=== Exercise directions ===
Search the material for the string "Objective", then return every line where it is found.

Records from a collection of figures
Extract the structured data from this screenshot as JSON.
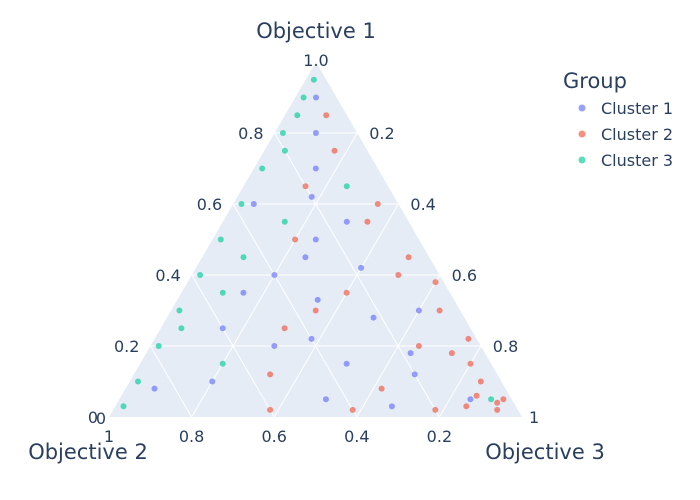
{
  "chart_data": {
    "type": "scatter",
    "subtype": "ternary",
    "title": "",
    "axes": {
      "a": {
        "title": "Objective 1",
        "range": [
          0,
          1
        ],
        "ticks": [
          "0",
          "0.2",
          "0.4",
          "0.6",
          "0.8",
          "1.0"
        ]
      },
      "b": {
        "title": "Objective 2",
        "range": [
          0,
          1
        ],
        "ticks": [
          "0",
          "0.2",
          "0.4",
          "0.6",
          "0.8",
          "1"
        ]
      },
      "c": {
        "title": "Objective 3",
        "range": [
          0,
          1
        ],
        "ticks": [
          "0",
          "0.2",
          "0.4",
          "0.6",
          "0.8",
          "1"
        ]
      }
    },
    "grid": true,
    "legend": {
      "title": "Group",
      "position": "top-right"
    },
    "colors": {
      "plot_bg": "#e5ecf6",
      "grid": "#ffffff",
      "text": "#2a3f5f"
    },
    "series": [
      {
        "name": "Cluster 1",
        "color": "#636efa",
        "points": [
          [
            0.62,
            0.2,
            0.18
          ],
          [
            0.45,
            0.3,
            0.25
          ],
          [
            0.33,
            0.33,
            0.34
          ],
          [
            0.2,
            0.5,
            0.3
          ],
          [
            0.15,
            0.35,
            0.5
          ],
          [
            0.55,
            0.15,
            0.3
          ],
          [
            0.7,
            0.15,
            0.15
          ],
          [
            0.1,
            0.7,
            0.2
          ],
          [
            0.05,
            0.45,
            0.5
          ],
          [
            0.3,
            0.1,
            0.6
          ],
          [
            0.25,
            0.6,
            0.15
          ],
          [
            0.4,
            0.4,
            0.2
          ],
          [
            0.8,
            0.1,
            0.1
          ],
          [
            0.12,
            0.2,
            0.68
          ],
          [
            0.5,
            0.25,
            0.25
          ],
          [
            0.35,
            0.5,
            0.15
          ],
          [
            0.08,
            0.85,
            0.07
          ],
          [
            0.03,
            0.3,
            0.67
          ],
          [
            0.6,
            0.35,
            0.05
          ],
          [
            0.18,
            0.18,
            0.64
          ],
          [
            0.28,
            0.22,
            0.5
          ],
          [
            0.42,
            0.18,
            0.4
          ],
          [
            0.22,
            0.4,
            0.38
          ],
          [
            0.9,
            0.05,
            0.05
          ],
          [
            0.05,
            0.1,
            0.85
          ]
        ]
      },
      {
        "name": "Cluster 2",
        "color": "#ef553b",
        "points": [
          [
            0.02,
            0.05,
            0.93
          ],
          [
            0.05,
            0.02,
            0.93
          ],
          [
            0.1,
            0.05,
            0.85
          ],
          [
            0.03,
            0.12,
            0.85
          ],
          [
            0.15,
            0.05,
            0.8
          ],
          [
            0.3,
            0.05,
            0.65
          ],
          [
            0.45,
            0.05,
            0.5
          ],
          [
            0.6,
            0.05,
            0.35
          ],
          [
            0.75,
            0.08,
            0.17
          ],
          [
            0.2,
            0.15,
            0.65
          ],
          [
            0.35,
            0.25,
            0.4
          ],
          [
            0.5,
            0.3,
            0.2
          ],
          [
            0.25,
            0.45,
            0.3
          ],
          [
            0.4,
            0.1,
            0.5
          ],
          [
            0.02,
            0.6,
            0.38
          ],
          [
            0.02,
            0.4,
            0.58
          ],
          [
            0.02,
            0.2,
            0.78
          ],
          [
            0.08,
            0.3,
            0.62
          ],
          [
            0.55,
            0.1,
            0.35
          ],
          [
            0.65,
            0.2,
            0.15
          ],
          [
            0.12,
            0.55,
            0.33
          ],
          [
            0.3,
            0.35,
            0.35
          ],
          [
            0.18,
            0.08,
            0.74
          ],
          [
            0.85,
            0.05,
            0.1
          ],
          [
            0.04,
            0.04,
            0.92
          ],
          [
            0.06,
            0.08,
            0.86
          ],
          [
            0.38,
            0.02,
            0.6
          ],
          [
            0.22,
            0.02,
            0.76
          ]
        ]
      },
      {
        "name": "Cluster 3",
        "color": "#00cc96",
        "points": [
          [
            0.95,
            0.03,
            0.02
          ],
          [
            0.9,
            0.08,
            0.02
          ],
          [
            0.8,
            0.18,
            0.02
          ],
          [
            0.7,
            0.28,
            0.02
          ],
          [
            0.6,
            0.38,
            0.02
          ],
          [
            0.5,
            0.48,
            0.02
          ],
          [
            0.4,
            0.58,
            0.02
          ],
          [
            0.3,
            0.68,
            0.02
          ],
          [
            0.2,
            0.78,
            0.02
          ],
          [
            0.1,
            0.88,
            0.02
          ],
          [
            0.03,
            0.95,
            0.02
          ],
          [
            0.55,
            0.3,
            0.15
          ],
          [
            0.35,
            0.55,
            0.1
          ],
          [
            0.25,
            0.7,
            0.05
          ],
          [
            0.15,
            0.65,
            0.2
          ],
          [
            0.05,
            0.05,
            0.9
          ],
          [
            0.65,
            0.1,
            0.25
          ],
          [
            0.45,
            0.45,
            0.1
          ],
          [
            0.85,
            0.12,
            0.03
          ],
          [
            0.75,
            0.2,
            0.05
          ]
        ]
      }
    ]
  }
}
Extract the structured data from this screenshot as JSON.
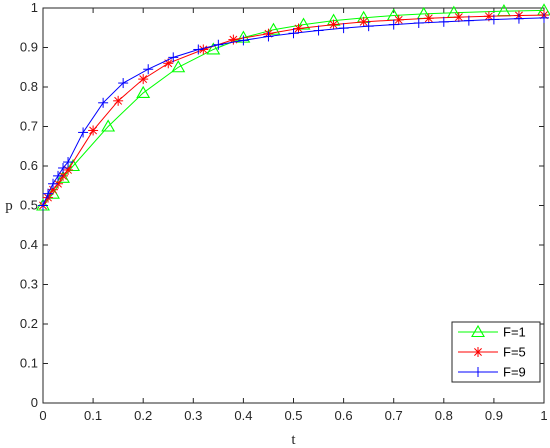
{
  "chart_data": {
    "type": "line",
    "title": "",
    "xlabel": "t",
    "ylabel": "p",
    "xlim": [
      0,
      1
    ],
    "ylim": [
      0,
      1
    ],
    "x_ticks": [
      "0",
      "0.1",
      "0.2",
      "0.3",
      "0.4",
      "0.5",
      "0.6",
      "0.7",
      "0.8",
      "0.9",
      "1"
    ],
    "y_ticks": [
      "0",
      "0.1",
      "0.2",
      "0.3",
      "0.4",
      "0.5",
      "0.6",
      "0.7",
      "0.8",
      "0.9",
      "1"
    ],
    "grid": false,
    "legend_position": "bottom-right",
    "series": [
      {
        "name": "F=1",
        "color": "#00ff00",
        "marker": "triangle",
        "x": [
          0,
          0.02,
          0.04,
          0.06,
          0.13,
          0.2,
          0.27,
          0.34,
          0.4,
          0.46,
          0.52,
          0.58,
          0.64,
          0.7,
          0.76,
          0.82,
          0.92,
          1.0
        ],
        "y": [
          0.5,
          0.53,
          0.57,
          0.6,
          0.7,
          0.785,
          0.85,
          0.895,
          0.925,
          0.945,
          0.958,
          0.968,
          0.975,
          0.981,
          0.985,
          0.988,
          0.992,
          0.994
        ]
      },
      {
        "name": "F=5",
        "color": "#ff0000",
        "marker": "asterisk",
        "x": [
          0,
          0.01,
          0.02,
          0.03,
          0.04,
          0.05,
          0.1,
          0.15,
          0.2,
          0.25,
          0.32,
          0.38,
          0.45,
          0.51,
          0.58,
          0.64,
          0.71,
          0.77,
          0.83,
          0.89,
          0.95,
          1.0
        ],
        "y": [
          0.5,
          0.52,
          0.54,
          0.555,
          0.575,
          0.59,
          0.69,
          0.765,
          0.82,
          0.86,
          0.895,
          0.92,
          0.935,
          0.948,
          0.958,
          0.965,
          0.97,
          0.974,
          0.977,
          0.979,
          0.981,
          0.982
        ]
      },
      {
        "name": "F=9",
        "color": "#0000ff",
        "marker": "plus",
        "x": [
          0,
          0.01,
          0.02,
          0.03,
          0.04,
          0.05,
          0.08,
          0.12,
          0.16,
          0.21,
          0.26,
          0.31,
          0.35,
          0.4,
          0.45,
          0.5,
          0.55,
          0.6,
          0.65,
          0.7,
          0.75,
          0.8,
          0.85,
          0.9,
          0.95,
          1.0
        ],
        "y": [
          0.5,
          0.53,
          0.555,
          0.575,
          0.595,
          0.61,
          0.685,
          0.76,
          0.81,
          0.845,
          0.875,
          0.895,
          0.907,
          0.918,
          0.928,
          0.936,
          0.943,
          0.949,
          0.954,
          0.958,
          0.962,
          0.965,
          0.968,
          0.971,
          0.973,
          0.975
        ]
      }
    ]
  }
}
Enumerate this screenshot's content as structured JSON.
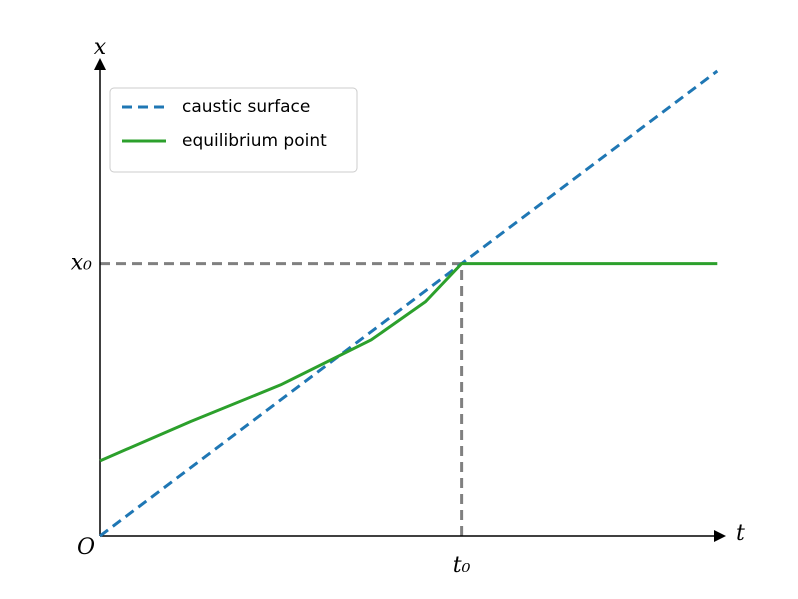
{
  "chart_data": {
    "type": "line",
    "xlabel": "t",
    "ylabel": "x",
    "origin_label": "O",
    "xlim": [
      0,
      1.72
    ],
    "ylim": [
      0,
      1.74
    ],
    "xticks": [
      {
        "value": 1,
        "label": "t₀"
      }
    ],
    "yticks": [
      {
        "value": 1,
        "label": "x₀"
      }
    ],
    "legend": "upper left",
    "series": [
      {
        "name": "caustic surface",
        "color": "#1f77b4",
        "linestyle": "dashed",
        "x": [
          0,
          1.707
        ],
        "values": [
          0,
          1.707
        ]
      },
      {
        "name": "equilibrium point",
        "color": "#2ca02c",
        "linestyle": "solid",
        "x": [
          0,
          0.25,
          0.5,
          0.75,
          0.9,
          1,
          1.707
        ],
        "values": [
          0.276,
          0.42,
          0.555,
          0.72,
          0.86,
          1,
          1
        ]
      }
    ]
  }
}
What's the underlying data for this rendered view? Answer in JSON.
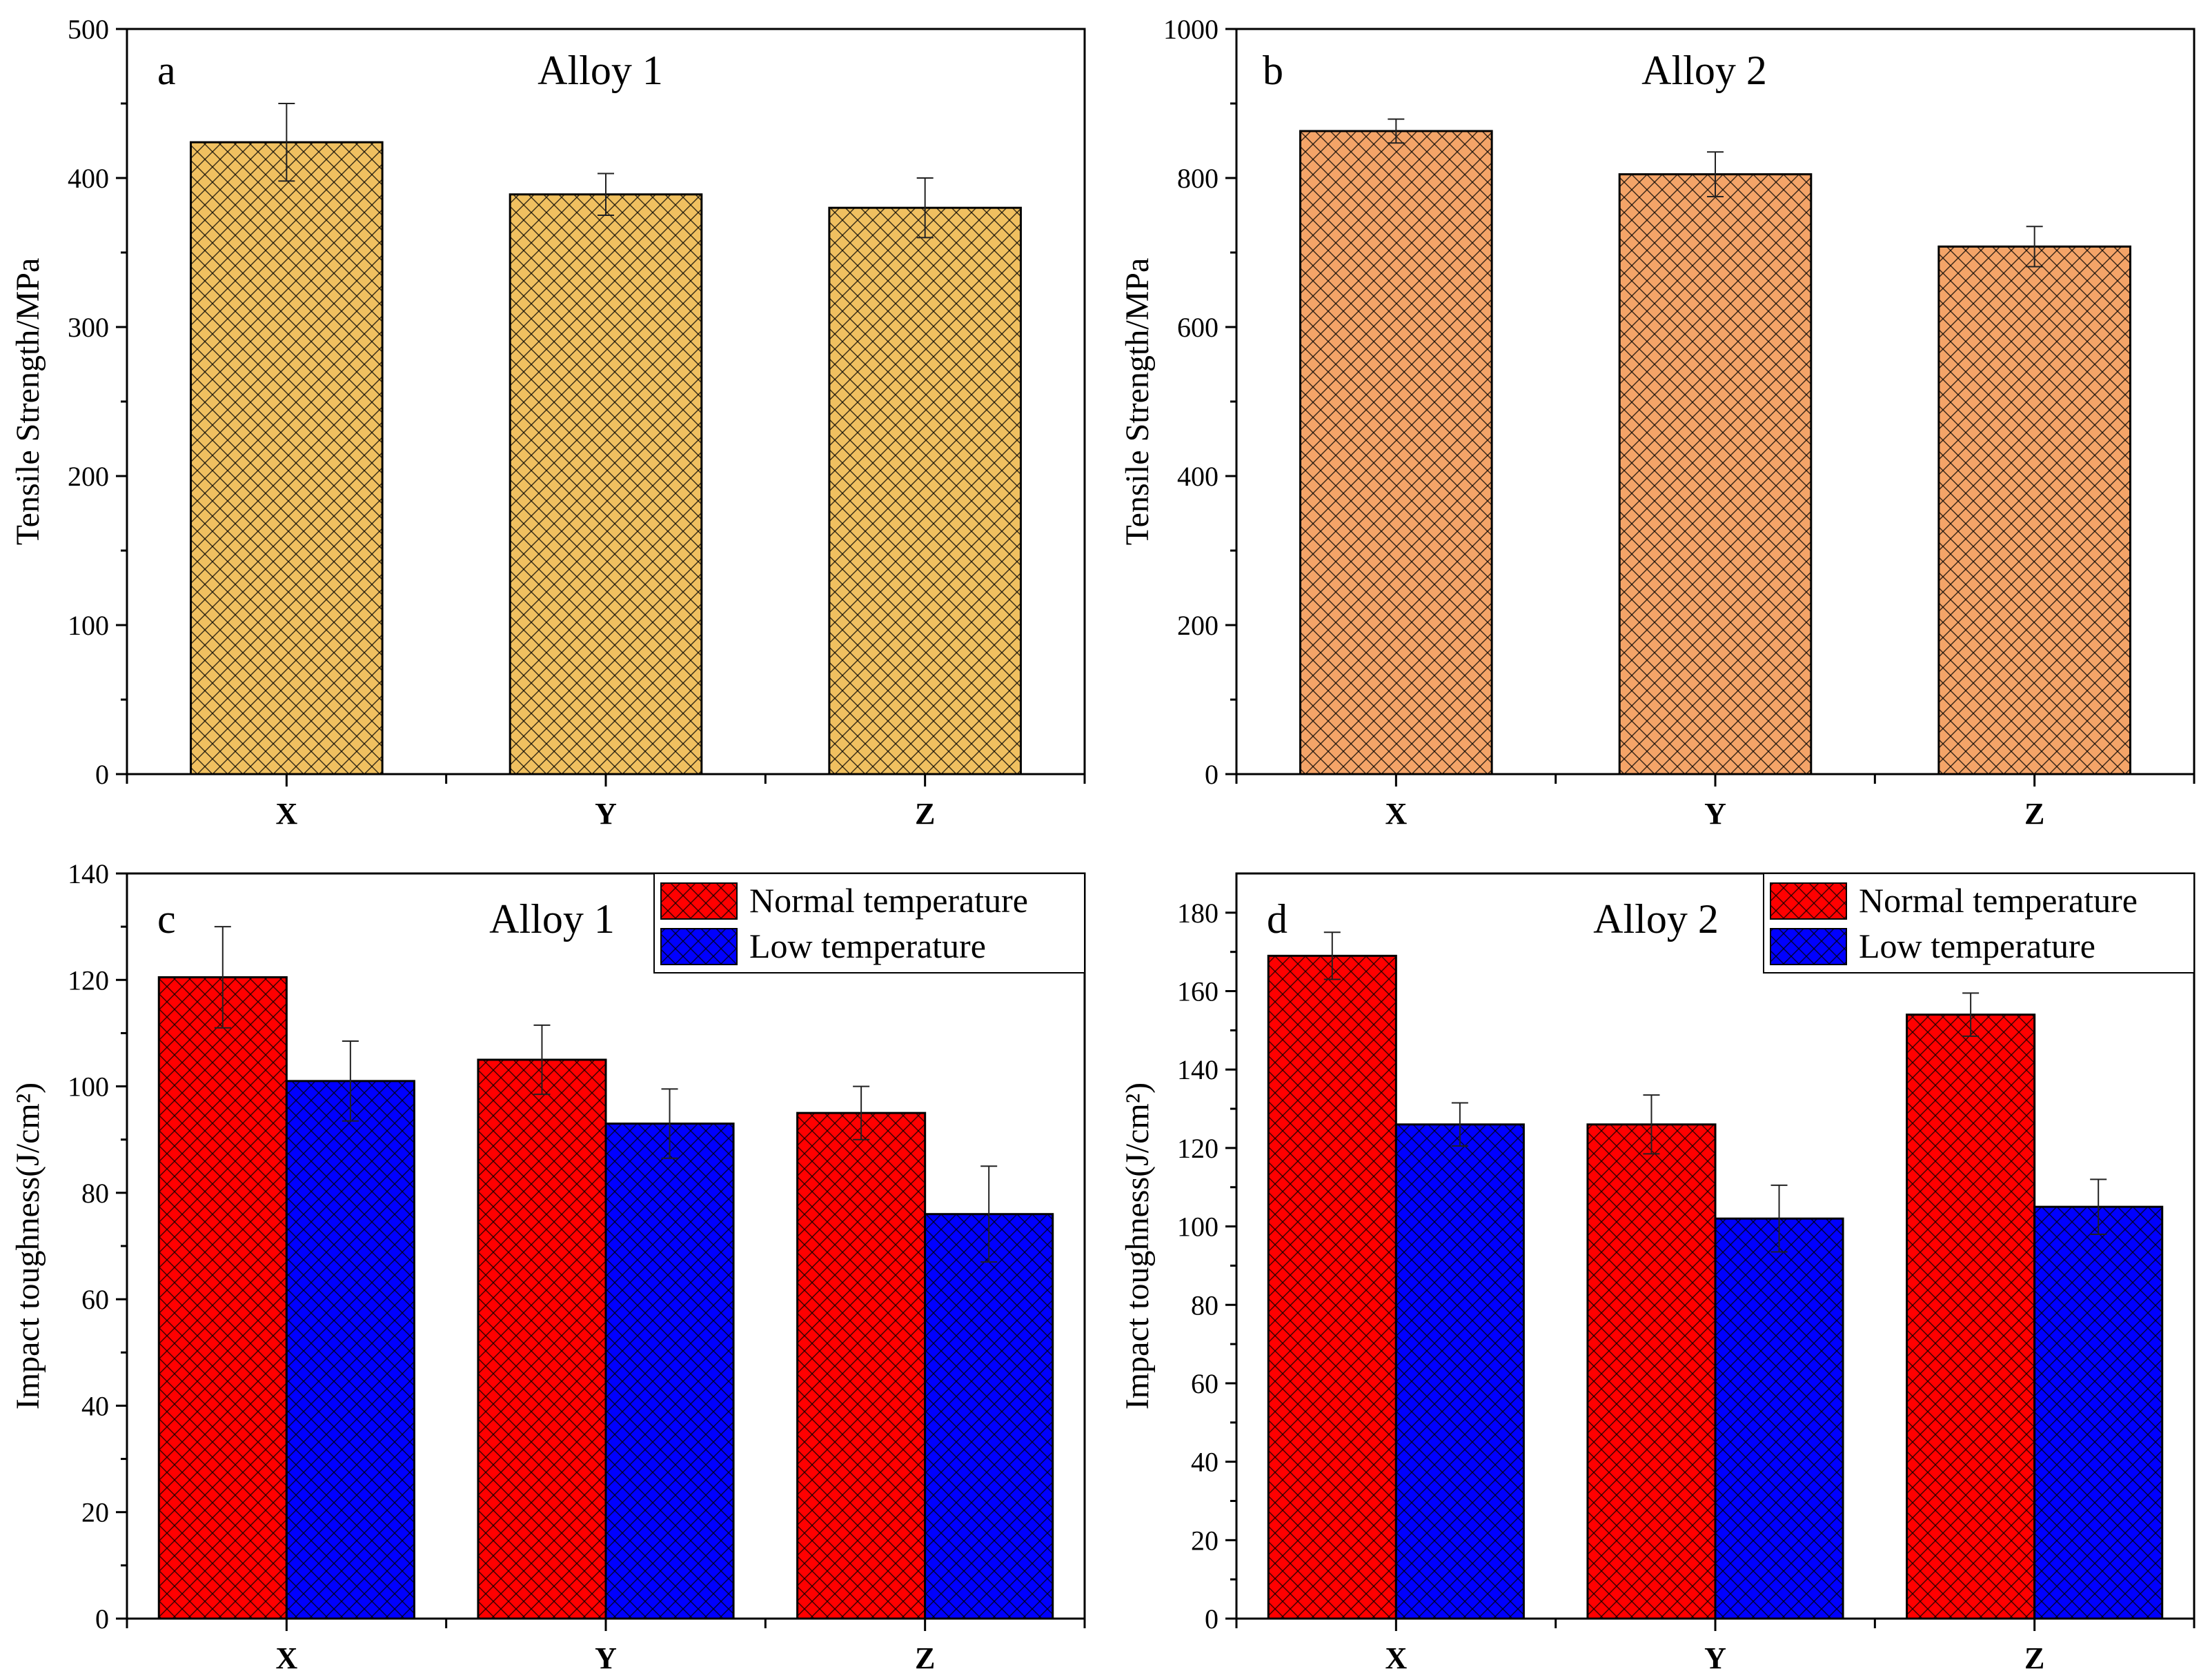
{
  "chart_data": [
    {
      "id": "a",
      "type": "bar",
      "panel_letter": "a",
      "title": "Alloy 1",
      "ylabel": "Tensile Strength/MPa",
      "xlabel": "",
      "ylim": [
        0,
        500
      ],
      "yticks": [
        0,
        100,
        200,
        300,
        400,
        500
      ],
      "categories": [
        "X",
        "Y",
        "Z"
      ],
      "series": [
        {
          "name": "Tensile Strength",
          "color": "#f0c060",
          "values": [
            424,
            389,
            380
          ],
          "errors": [
            26,
            14,
            20
          ]
        }
      ]
    },
    {
      "id": "b",
      "type": "bar",
      "panel_letter": "b",
      "title": "Alloy 2",
      "ylabel": "Tensile Strength/MPa",
      "xlabel": "",
      "ylim": [
        0,
        1000
      ],
      "yticks": [
        0,
        200,
        400,
        600,
        800,
        1000
      ],
      "categories": [
        "X",
        "Y",
        "Z"
      ],
      "series": [
        {
          "name": "Tensile Strength",
          "color": "#f4a468",
          "values": [
            863,
            805,
            708
          ],
          "errors": [
            16,
            30,
            27
          ]
        }
      ]
    },
    {
      "id": "c",
      "type": "bar",
      "panel_letter": "c",
      "title": "Alloy 1",
      "ylabel": "Impact toughness(J/cm²)",
      "xlabel": "",
      "ylim": [
        0,
        140
      ],
      "yticks": [
        0,
        20,
        40,
        60,
        80,
        100,
        120,
        140
      ],
      "categories": [
        "X",
        "Y",
        "Z"
      ],
      "legend_position": "top-right",
      "series": [
        {
          "name": "Normal temperature",
          "color": "#ff0000",
          "values": [
            120.5,
            105,
            95
          ],
          "errors": [
            9.5,
            6.5,
            5
          ]
        },
        {
          "name": "Low temperature",
          "color": "#0000ff",
          "values": [
            101,
            93,
            76
          ],
          "errors": [
            7.5,
            6.5,
            9
          ]
        }
      ]
    },
    {
      "id": "d",
      "type": "bar",
      "panel_letter": "d",
      "title": "Alloy 2",
      "ylabel": "Impact toughness(J/cm²)",
      "xlabel": "",
      "ylim": [
        0,
        190
      ],
      "yticks": [
        0,
        20,
        40,
        60,
        80,
        100,
        120,
        140,
        160,
        180
      ],
      "categories": [
        "X",
        "Y",
        "Z"
      ],
      "legend_position": "top-right",
      "series": [
        {
          "name": "Normal temperature",
          "color": "#ff0000",
          "values": [
            169,
            126,
            154
          ],
          "errors": [
            6,
            7.5,
            5.5
          ]
        },
        {
          "name": "Low temperature",
          "color": "#0000ff",
          "values": [
            126,
            102,
            105
          ],
          "errors": [
            5.5,
            8.5,
            7
          ]
        }
      ]
    }
  ]
}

=== Solved exercise ===
        "title": "Objective 1",
        "title": "Objective 2",
        "title": "Objective 3",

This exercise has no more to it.